* [Exercise] Retype nothing but the lines running from the line that contains "What does this" to the last line, both ends included, and skip every image.

* [The input]
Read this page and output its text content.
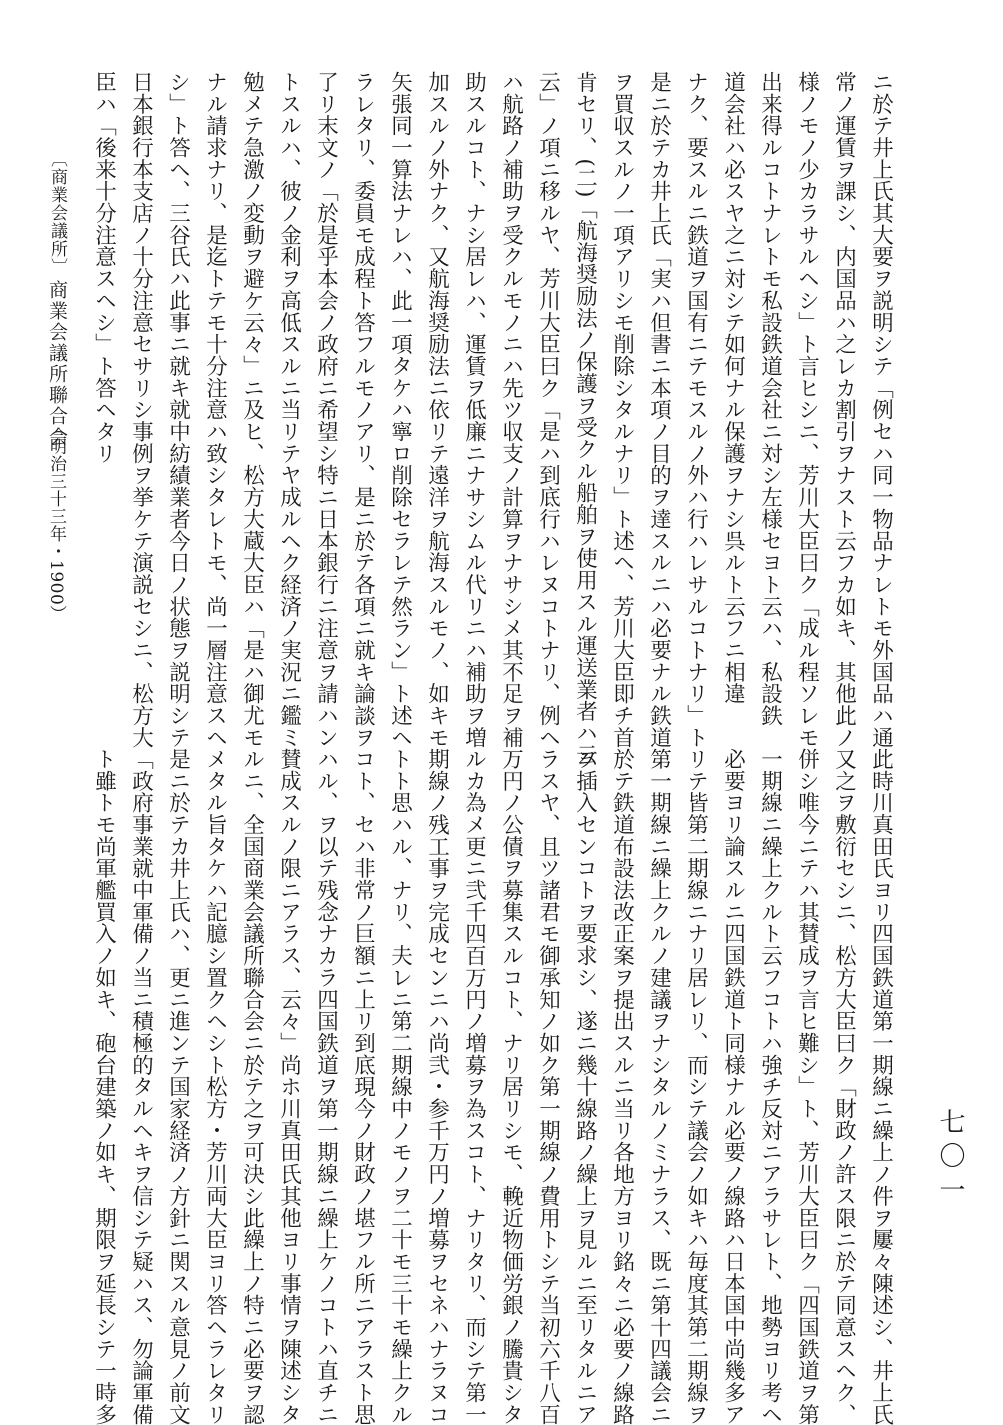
〔商業会議所〕
商業会議所聯合会
（明治三十三年・1900）	ニ於テ井上氏其大要ヲ説明シテ「例セハ同一物品ナレトモ外国品ハ通
常ノ運賃ヲ課シ、内国品ハ之レカ割引ヲナスト云フカ如キ、其他此ノ
様ノモノ少カラサルヘシ」ト言ヒシニ、芳川大臣曰ク「成ル程ソレモ
出来得ルコトナレトモ私設鉄道会社ニ対シ左様セヨト云ハ、私設鉄
道会社ハ必スヤ之ニ対シテ如何ナル保護ヲナシ呉ルト云フニ相違
ナク、要スルニ鉄道ヲ国有ニテモスルノ外ハ行ハレサルコトナリ」ト
是ニ於テカ井上氏「実ハ但書ニ本項ノ目的ヲ達スルニハ必要ナル鉄道
ヲ買収スルノ一項アリシモ削除シタルナリ」ト述ヘ、芳川大臣即チ首
肯セリ、(二)「航海奨励法ノ保護ヲ受クル船舶ヲ使用スル運送業者ハ云
云」ノ項ニ移ルヤ、芳川大臣曰ク「是ハ到底行ハレヌコトナリ、例ヘ
ハ航路ノ補助ヲ受クルモノニハ先ツ収支ノ計算ヲナサシメ其不足ヲ補
助スルコト、ナシ居レハ、運賃ヲ低廉ニナサシムル代リニハ補助ヲ増
加スルノ外ナク、又航海奨励法ニ依リテ遠洋ヲ航海スルモノ、如キモ
矢張同一算法ナレハ、此一項タケハ寧ロ削除セラレテ然ラン」ト述ヘ
ラレタリ、委員モ成程ト答フルモノアリ、是ニ於テ各項ニ就キ論談ヲ
了リ末文ノ「於是乎本会ノ政府ニ希望シ特ニ日本銀行ニ注意ヲ請ハン
トスルハ、彼ノ金利ヲ高低スルニ当リテヤ成ルヘク経済ノ実況ニ鑑ミ
勉メテ急激ノ変動ヲ避ケ云々」ニ及ヒ、松方大蔵大臣ハ「是ハ御尤モ
ナル請求ナリ、是迄トテモ十分注意ハ致シタレトモ、尚一層注意スヘ
シ」ト答ヘ、三谷氏ハ此事ニ就キ就中紡績業者今日ノ状態ヲ説明シテ
日本銀行本支店ノ十分注意セサリシ事例ヲ挙ケテ演説セシニ、松方大
臣ハ「後来十分注意スヘシ」ト答ヘタリ
此時川真田氏ヨリ四国鉄道第一期線ニ繰上ノ件ヲ屢々陳述シ、井上氏
又之ヲ敷衍セシニ、松方大臣曰ク「財政ノ許ス限ニ於テ同意スヘク、
併シ唯今ニテハ其賛成ヲ言ヒ難シ」ト、芳川大臣曰ク「四国鉄道ヲ第
一期線ニ繰上クルト云フコトハ強チ反対ニアラサレト、地勢ヨリ考ヘ
必要ヨリ論スルニ四国鉄道ト同様ナル必要ノ線路ハ日本国中尚幾多ア
リテ皆第二期線ニナリ居レリ、而シテ議会ノ如キハ毎度其第二期線ヲ
第一期線ニ繰上クルノ建議ヲナシタルノミナラス、既ニ第十四議会ニ
於テ鉄道布設法改正案ヲ提出スルニ当リ各地方ヨリ銘々ニ必要ノ線路
ヲ插入センコトヲ要求シ、遂ニ幾十線路ノ繰上ヲ見ルニ至リタルニア
ラスヤ、且ツ諸君モ御承知ノ如ク第一期線ノ費用トシテ当初六千八百
万円ノ公債ヲ募集スルコト、ナリ居リシモ、輓近物価労銀ノ騰貴シタ
ルカ為メ更ニ弐千四百万円ノ増募ヲ為スコト、ナリタリ、而シテ第一
期線ノ残工事ヲ完成センニハ尚弐・参千万円ノ増募ヲセネハナラヌコ
トト思ハル、ナリ、夫レニ第二期線中ノモノヲ二十モ三十モ繰上クル
コト、セハ非常ノ巨額ニ上リ到底現今ノ財政ノ堪フル所ニアラスト思
ハル、ヲ以テ残念ナカラ四国鉄道ヲ第一期線ニ繰上ケノコトハ直チニ
賛成スルノ限ニアラス、云々」尚ホ川真田氏其他ヨリ事情ヲ陳述シタ
ルニ、全国商業会議所聯合会ニ於テ之ヲ可決シ此繰上ノ特ニ必要ヲ認
メタル旨タケハ記臆シ置クヘシト松方・芳川両大臣ヨリ答ヘラレタリ
是ニ於テカ井上氏ハ、更ニ進ンテ国家経済ノ方針ニ関スル意見ノ前文
「政府事業就中軍備ノ当ニ積極的タルヘキヲ信シテ疑ハス、勿論軍備
ト雖トモ尚軍艦買入ノ如キ、砲台建築ノ如キ、期限ヲ延長シテ一時多	七〇一
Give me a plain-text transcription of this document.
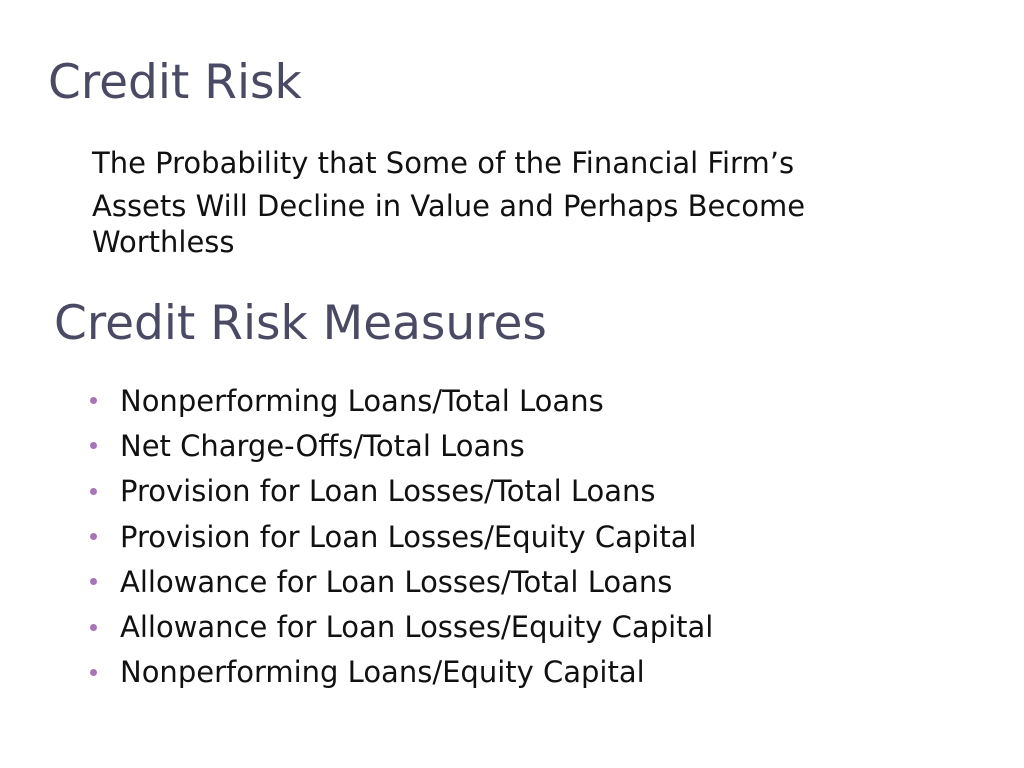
Credit Risk
The Probability that Some of the Financial Firm’s
Assets Will Decline in Value and Perhaps Become
Worthless
Credit Risk Measures
Nonperforming Loans/Total Loans
Net Charge-Offs/Total Loans
Provision for Loan Losses/Total Loans
Provision for Loan Losses/Equity Capital
Allowance for Loan Losses/Total Loans
Allowance for Loan Losses/Equity Capital
Nonperforming Loans/Equity Capital
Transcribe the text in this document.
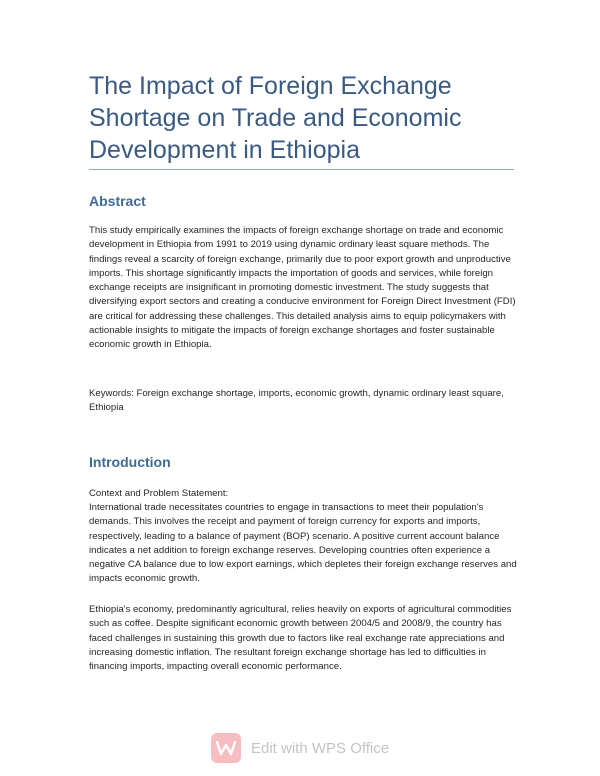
The Impact of Foreign Exchange Shortage on Trade and Economic Development in Ethiopia
Abstract

This study empirically examines the impacts of foreign exchange shortage on trade and economic development in Ethiopia from 1991 to 2019 using dynamic ordinary least square methods. The findings reveal a scarcity of foreign exchange, primarily due to poor export growth and unproductive imports. This shortage significantly impacts the importation of goods and services, while foreign exchange receipts are insignificant in promoting domestic investment. The study suggests that diversifying export sectors and creating a conducive environment for Foreign Direct Investment (FDI) are critical for addressing these challenges. This detailed analysis aims to equip policymakers with actionable insights to mitigate the impacts of foreign exchange shortages and foster sustainable economic growth in Ethiopia.

Keywords: Foreign exchange shortage, imports, economic growth, dynamic ordinary least square, Ethiopia

Introduction

Context and Problem Statement:

International trade necessitates countries to engage in transactions to meet their population's demands. This involves the receipt and payment of foreign currency for exports and imports, respectively, leading to a balance of payment (BOP) scenario. A positive current account balance indicates a net addition to foreign exchange reserves. Developing countries often experience a negative CA balance due to low export earnings, which depletes their foreign exchange reserves and impacts economic growth.

Ethiopia's economy, predominantly agricultural, relies heavily on exports of agricultural commodities such as coffee. Despite significant economic growth between 2004/5 and 2008/9, the country has faced challenges in sustaining this growth due to factors like real exchange rate appreciations and increasing domestic inflation. The resultant foreign exchange shortage has led to difficulties in financing imports, impacting overall economic performance.

Edit with WPS Office
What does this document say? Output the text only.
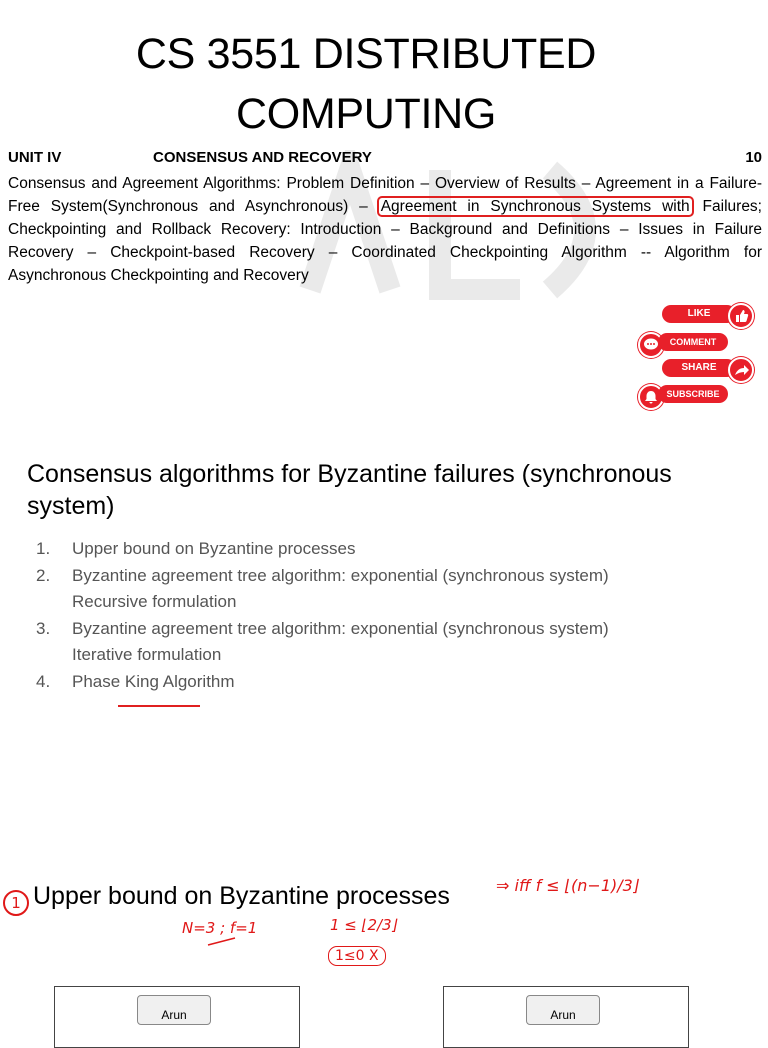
CS 3551 DISTRIBUTED
COMPUTING
UNIT IV	CONSENSUS AND RECOVERY	10
Consensus and Agreement Algorithms: Problem Definition – Overview of Results – Agreement in a Failure-Free System(Synchronous and Asynchronous) – Agreement in Synchronous Systems with Failures; Checkpointing and Rollback Recovery: Introduction – Background and Definitions – Issues in Failure Recovery – Checkpoint-based Recovery – Coordinated Checkpointing Algorithm -- Algorithm for Asynchronous Checkpointing and Recovery
LIKE
COMMENT
SHARE
SUBSCRIBE
Consensus algorithms for Byzantine failures (synchronous system)
1. Upper bound on Byzantine processes
2. Byzantine agreement tree algorithm: exponential (synchronous system)
Recursive formulation
3. Byzantine agreement tree algorithm: exponential (synchronous system)
Iterative formulation
4. Phase King Algorithm
1 Upper bound on Byzantine processes	⇒ iff f ≤ ⌊(n−1)/3⌋
N=3 ; f=1	1 ≤ ⌊2/3⌋
1≤0 X
Arun	Arun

* [Response]
What does this document say? Output the text only.
CS 3551 DISTRIBUTED
COMPUTING
UNIT IV	CONSENSUS AND RECOVERY	10
Consensus and Agreement Algorithms: Problem Definition – Overview of Results – Agreement in a Failure-Free System(Synchronous and Asynchronous) – Agreement in Synchronous Systems with Failures; Checkpointing and Rollback Recovery: Introduction – Background and Definitions – Issues in Failure Recovery – Checkpoint-based Recovery – Coordinated Checkpointing Algorithm -- Algorithm for Asynchronous Checkpointing and Recovery
LIKE
COMMENT
SHARE
SUBSCRIBE
Consensus algorithms for Byzantine failures (synchronous system)
1. Upper bound on Byzantine processes
2. Byzantine agreement tree algorithm: exponential (synchronous system)
Recursive formulation
3. Byzantine agreement tree algorithm: exponential (synchronous system)
Iterative formulation
4. Phase King Algorithm
1 Upper bound on Byzantine processes	⇒ iff f ≤ ⌊(n−1)/3⌋
N=3 ; f=1	1 ≤ ⌊2/3⌋
1≤0 X
Arun	Arun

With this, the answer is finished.